** Data records **
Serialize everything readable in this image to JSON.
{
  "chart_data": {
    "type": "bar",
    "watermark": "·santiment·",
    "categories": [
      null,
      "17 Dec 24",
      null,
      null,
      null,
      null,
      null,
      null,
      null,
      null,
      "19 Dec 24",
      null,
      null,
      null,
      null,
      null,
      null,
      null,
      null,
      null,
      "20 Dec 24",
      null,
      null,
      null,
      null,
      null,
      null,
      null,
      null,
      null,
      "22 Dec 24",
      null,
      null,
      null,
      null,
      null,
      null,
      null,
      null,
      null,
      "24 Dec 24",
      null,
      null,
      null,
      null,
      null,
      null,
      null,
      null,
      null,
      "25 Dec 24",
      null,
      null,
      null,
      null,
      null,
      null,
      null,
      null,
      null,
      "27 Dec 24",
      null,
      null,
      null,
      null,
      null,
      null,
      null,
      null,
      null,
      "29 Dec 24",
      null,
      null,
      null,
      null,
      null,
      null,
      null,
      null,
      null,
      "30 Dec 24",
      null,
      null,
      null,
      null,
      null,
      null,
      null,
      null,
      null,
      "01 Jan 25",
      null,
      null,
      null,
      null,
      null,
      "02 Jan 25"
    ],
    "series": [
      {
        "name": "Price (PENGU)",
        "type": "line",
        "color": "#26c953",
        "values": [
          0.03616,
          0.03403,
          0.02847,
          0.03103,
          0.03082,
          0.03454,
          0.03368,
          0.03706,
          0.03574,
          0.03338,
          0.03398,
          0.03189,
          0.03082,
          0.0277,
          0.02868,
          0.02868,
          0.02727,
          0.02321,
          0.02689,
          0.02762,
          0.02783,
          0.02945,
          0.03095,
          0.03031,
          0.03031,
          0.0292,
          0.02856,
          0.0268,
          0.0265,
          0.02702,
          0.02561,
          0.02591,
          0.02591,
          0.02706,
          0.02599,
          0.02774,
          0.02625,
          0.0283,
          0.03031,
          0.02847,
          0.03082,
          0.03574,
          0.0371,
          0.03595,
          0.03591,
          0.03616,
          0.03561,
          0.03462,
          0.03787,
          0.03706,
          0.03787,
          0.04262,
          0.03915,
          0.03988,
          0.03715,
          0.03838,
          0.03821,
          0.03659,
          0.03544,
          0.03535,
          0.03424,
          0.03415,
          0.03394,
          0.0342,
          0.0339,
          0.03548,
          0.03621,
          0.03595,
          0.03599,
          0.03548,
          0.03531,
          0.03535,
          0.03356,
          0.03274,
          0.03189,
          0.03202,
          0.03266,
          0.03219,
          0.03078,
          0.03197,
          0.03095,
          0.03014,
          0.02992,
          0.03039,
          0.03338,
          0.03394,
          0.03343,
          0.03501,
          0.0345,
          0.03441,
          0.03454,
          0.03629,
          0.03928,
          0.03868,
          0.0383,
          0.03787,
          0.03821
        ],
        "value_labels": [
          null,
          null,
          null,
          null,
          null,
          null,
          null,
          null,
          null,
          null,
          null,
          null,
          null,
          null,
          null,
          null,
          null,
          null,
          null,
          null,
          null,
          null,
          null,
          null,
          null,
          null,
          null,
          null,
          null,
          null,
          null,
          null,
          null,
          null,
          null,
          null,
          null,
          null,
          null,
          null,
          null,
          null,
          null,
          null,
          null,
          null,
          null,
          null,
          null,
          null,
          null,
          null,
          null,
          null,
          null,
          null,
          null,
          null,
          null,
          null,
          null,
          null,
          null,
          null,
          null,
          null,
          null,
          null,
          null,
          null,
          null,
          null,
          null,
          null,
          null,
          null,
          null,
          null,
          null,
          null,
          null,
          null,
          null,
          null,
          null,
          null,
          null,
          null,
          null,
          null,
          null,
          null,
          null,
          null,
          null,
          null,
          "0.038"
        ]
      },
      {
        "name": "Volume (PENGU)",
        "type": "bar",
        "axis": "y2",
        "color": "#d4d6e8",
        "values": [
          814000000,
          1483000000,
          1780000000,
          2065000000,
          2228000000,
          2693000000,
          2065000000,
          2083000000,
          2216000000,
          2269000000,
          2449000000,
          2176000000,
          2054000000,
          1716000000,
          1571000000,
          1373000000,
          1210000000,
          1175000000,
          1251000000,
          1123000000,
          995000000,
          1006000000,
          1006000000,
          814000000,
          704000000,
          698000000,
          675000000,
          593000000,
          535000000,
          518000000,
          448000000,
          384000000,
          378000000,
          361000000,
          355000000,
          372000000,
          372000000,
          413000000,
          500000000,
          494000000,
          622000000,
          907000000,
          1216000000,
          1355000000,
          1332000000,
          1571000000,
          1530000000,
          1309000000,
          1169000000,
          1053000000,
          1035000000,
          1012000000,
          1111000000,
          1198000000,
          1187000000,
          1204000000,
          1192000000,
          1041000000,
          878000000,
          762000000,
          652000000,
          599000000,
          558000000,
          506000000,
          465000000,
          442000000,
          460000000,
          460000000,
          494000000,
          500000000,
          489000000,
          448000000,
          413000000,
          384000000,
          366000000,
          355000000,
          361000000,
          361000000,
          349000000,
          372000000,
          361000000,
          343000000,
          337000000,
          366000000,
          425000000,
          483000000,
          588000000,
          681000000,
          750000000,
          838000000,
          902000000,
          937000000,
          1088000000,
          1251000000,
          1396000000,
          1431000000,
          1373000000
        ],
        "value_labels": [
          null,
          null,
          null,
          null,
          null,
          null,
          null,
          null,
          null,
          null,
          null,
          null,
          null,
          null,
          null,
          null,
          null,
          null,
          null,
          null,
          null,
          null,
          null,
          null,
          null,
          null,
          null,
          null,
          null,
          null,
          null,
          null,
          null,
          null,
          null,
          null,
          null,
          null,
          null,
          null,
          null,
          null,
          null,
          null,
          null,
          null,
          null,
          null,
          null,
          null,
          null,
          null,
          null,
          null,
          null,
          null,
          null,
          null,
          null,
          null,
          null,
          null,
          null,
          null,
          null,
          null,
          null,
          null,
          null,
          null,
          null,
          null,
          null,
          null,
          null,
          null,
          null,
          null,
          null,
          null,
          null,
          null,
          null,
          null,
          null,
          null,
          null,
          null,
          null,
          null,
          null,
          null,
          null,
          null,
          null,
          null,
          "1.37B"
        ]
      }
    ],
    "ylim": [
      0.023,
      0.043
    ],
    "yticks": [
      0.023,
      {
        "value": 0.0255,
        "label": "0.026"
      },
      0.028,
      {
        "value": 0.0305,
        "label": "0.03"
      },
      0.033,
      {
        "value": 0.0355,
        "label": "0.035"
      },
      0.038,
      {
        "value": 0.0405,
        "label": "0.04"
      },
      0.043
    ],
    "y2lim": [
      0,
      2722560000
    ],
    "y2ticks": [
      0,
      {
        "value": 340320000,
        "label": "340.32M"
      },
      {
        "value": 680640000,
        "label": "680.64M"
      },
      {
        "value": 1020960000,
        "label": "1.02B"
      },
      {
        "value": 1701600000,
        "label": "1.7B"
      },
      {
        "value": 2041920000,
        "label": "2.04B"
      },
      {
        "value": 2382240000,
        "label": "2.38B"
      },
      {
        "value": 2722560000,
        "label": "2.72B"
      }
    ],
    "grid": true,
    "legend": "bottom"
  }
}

** Exercise brief **
Quote the material exactly, leaving nothing out.

** Output **
Serialize everything readable in this image to JSON.
{
  "chart_data": {
    "type": "bar",
    "watermark": "·santiment·",
    "categories": [
      null,
      "17 Dec 24",
      null,
      null,
      null,
      null,
      null,
      null,
      null,
      null,
      "19 Dec 24",
      null,
      null,
      null,
      null,
      null,
      null,
      null,
      null,
      null,
      "20 Dec 24",
      null,
      null,
      null,
      null,
      null,
      null,
      null,
      null,
      null,
      "22 Dec 24",
      null,
      null,
      null,
      null,
      null,
      null,
      null,
      null,
      null,
      "24 Dec 24",
      null,
      null,
      null,
      null,
      null,
      null,
      null,
      null,
      null,
      "25 Dec 24",
      null,
      null,
      null,
      null,
      null,
      null,
      null,
      null,
      null,
      "27 Dec 24",
      null,
      null,
      null,
      null,
      null,
      null,
      null,
      null,
      null,
      "29 Dec 24",
      null,
      null,
      null,
      null,
      null,
      null,
      null,
      null,
      null,
      "30 Dec 24",
      null,
      null,
      null,
      null,
      null,
      null,
      null,
      null,
      null,
      "01 Jan 25",
      null,
      null,
      null,
      null,
      null,
      "02 Jan 25"
    ],
    "series": [
      {
        "name": "Price (PENGU)",
        "type": "line",
        "color": "#26c953",
        "values": [
          0.03616,
          0.03403,
          0.02847,
          0.03103,
          0.03082,
          0.03454,
          0.03368,
          0.03706,
          0.03574,
          0.03338,
          0.03398,
          0.03189,
          0.03082,
          0.0277,
          0.02868,
          0.02868,
          0.02727,
          0.02321,
          0.02689,
          0.02762,
          0.02783,
          0.02945,
          0.03095,
          0.03031,
          0.03031,
          0.0292,
          0.02856,
          0.0268,
          0.0265,
          0.02702,
          0.02561,
          0.02591,
          0.02591,
          0.02706,
          0.02599,
          0.02774,
          0.02625,
          0.0283,
          0.03031,
          0.02847,
          0.03082,
          0.03574,
          0.0371,
          0.03595,
          0.03591,
          0.03616,
          0.03561,
          0.03462,
          0.03787,
          0.03706,
          0.03787,
          0.04262,
          0.03915,
          0.03988,
          0.03715,
          0.03838,
          0.03821,
          0.03659,
          0.03544,
          0.03535,
          0.03424,
          0.03415,
          0.03394,
          0.0342,
          0.0339,
          0.03548,
          0.03621,
          0.03595,
          0.03599,
          0.03548,
          0.03531,
          0.03535,
          0.03356,
          0.03274,
          0.03189,
          0.03202,
          0.03266,
          0.03219,
          0.03078,
          0.03197,
          0.03095,
          0.03014,
          0.02992,
          0.03039,
          0.03338,
          0.03394,
          0.03343,
          0.03501,
          0.0345,
          0.03441,
          0.03454,
          0.03629,
          0.03928,
          0.03868,
          0.0383,
          0.03787,
          0.03821
        ],
        "value_labels": [
          null,
          null,
          null,
          null,
          null,
          null,
          null,
          null,
          null,
          null,
          null,
          null,
          null,
          null,
          null,
          null,
          null,
          null,
          null,
          null,
          null,
          null,
          null,
          null,
          null,
          null,
          null,
          null,
          null,
          null,
          null,
          null,
          null,
          null,
          null,
          null,
          null,
          null,
          null,
          null,
          null,
          null,
          null,
          null,
          null,
          null,
          null,
          null,
          null,
          null,
          null,
          null,
          null,
          null,
          null,
          null,
          null,
          null,
          null,
          null,
          null,
          null,
          null,
          null,
          null,
          null,
          null,
          null,
          null,
          null,
          null,
          null,
          null,
          null,
          null,
          null,
          null,
          null,
          null,
          null,
          null,
          null,
          null,
          null,
          null,
          null,
          null,
          null,
          null,
          null,
          null,
          null,
          null,
          null,
          null,
          null,
          "0.038"
        ]
      },
      {
        "name": "Volume (PENGU)",
        "type": "bar",
        "axis": "y2",
        "color": "#d4d6e8",
        "values": [
          814000000,
          1483000000,
          1780000000,
          2065000000,
          2228000000,
          2693000000,
          2065000000,
          2083000000,
          2216000000,
          2269000000,
          2449000000,
          2176000000,
          2054000000,
          1716000000,
          1571000000,
          1373000000,
          1210000000,
          1175000000,
          1251000000,
          1123000000,
          995000000,
          1006000000,
          1006000000,
          814000000,
          704000000,
          698000000,
          675000000,
          593000000,
          535000000,
          518000000,
          448000000,
          384000000,
          378000000,
          361000000,
          355000000,
          372000000,
          372000000,
          413000000,
          500000000,
          494000000,
          622000000,
          907000000,
          1216000000,
          1355000000,
          1332000000,
          1571000000,
          1530000000,
          1309000000,
          1169000000,
          1053000000,
          1035000000,
          1012000000,
          1111000000,
          1198000000,
          1187000000,
          1204000000,
          1192000000,
          1041000000,
          878000000,
          762000000,
          652000000,
          599000000,
          558000000,
          506000000,
          465000000,
          442000000,
          460000000,
          460000000,
          494000000,
          500000000,
          489000000,
          448000000,
          413000000,
          384000000,
          366000000,
          355000000,
          361000000,
          361000000,
          349000000,
          372000000,
          361000000,
          343000000,
          337000000,
          366000000,
          425000000,
          483000000,
          588000000,
          681000000,
          750000000,
          838000000,
          902000000,
          937000000,
          1088000000,
          1251000000,
          1396000000,
          1431000000,
          1373000000
        ],
        "value_labels": [
          null,
          null,
          null,
          null,
          null,
          null,
          null,
          null,
          null,
          null,
          null,
          null,
          null,
          null,
          null,
          null,
          null,
          null,
          null,
          null,
          null,
          null,
          null,
          null,
          null,
          null,
          null,
          null,
          null,
          null,
          null,
          null,
          null,
          null,
          null,
          null,
          null,
          null,
          null,
          null,
          null,
          null,
          null,
          null,
          null,
          null,
          null,
          null,
          null,
          null,
          null,
          null,
          null,
          null,
          null,
          null,
          null,
          null,
          null,
          null,
          null,
          null,
          null,
          null,
          null,
          null,
          null,
          null,
          null,
          null,
          null,
          null,
          null,
          null,
          null,
          null,
          null,
          null,
          null,
          null,
          null,
          null,
          null,
          null,
          null,
          null,
          null,
          null,
          null,
          null,
          null,
          null,
          null,
          null,
          null,
          null,
          "1.37B"
        ]
      }
    ],
    "ylim": [
      0.023,
      0.043
    ],
    "yticks": [
      0.023,
      {
        "value": 0.0255,
        "label": "0.026"
      },
      0.028,
      {
        "value": 0.0305,
        "label": "0.03"
      },
      0.033,
      {
        "value": 0.0355,
        "label": "0.035"
      },
      0.038,
      {
        "value": 0.0405,
        "label": "0.04"
      },
      0.043
    ],
    "y2lim": [
      0,
      2722560000
    ],
    "y2ticks": [
      0,
      {
        "value": 340320000,
        "label": "340.32M"
      },
      {
        "value": 680640000,
        "label": "680.64M"
      },
      {
        "value": 1020960000,
        "label": "1.02B"
      },
      {
        "value": 1701600000,
        "label": "1.7B"
      },
      {
        "value": 2041920000,
        "label": "2.04B"
      },
      {
        "value": 2382240000,
        "label": "2.38B"
      },
      {
        "value": 2722560000,
        "label": "2.72B"
      }
    ],
    "grid": true,
    "legend": "bottom"
  }
}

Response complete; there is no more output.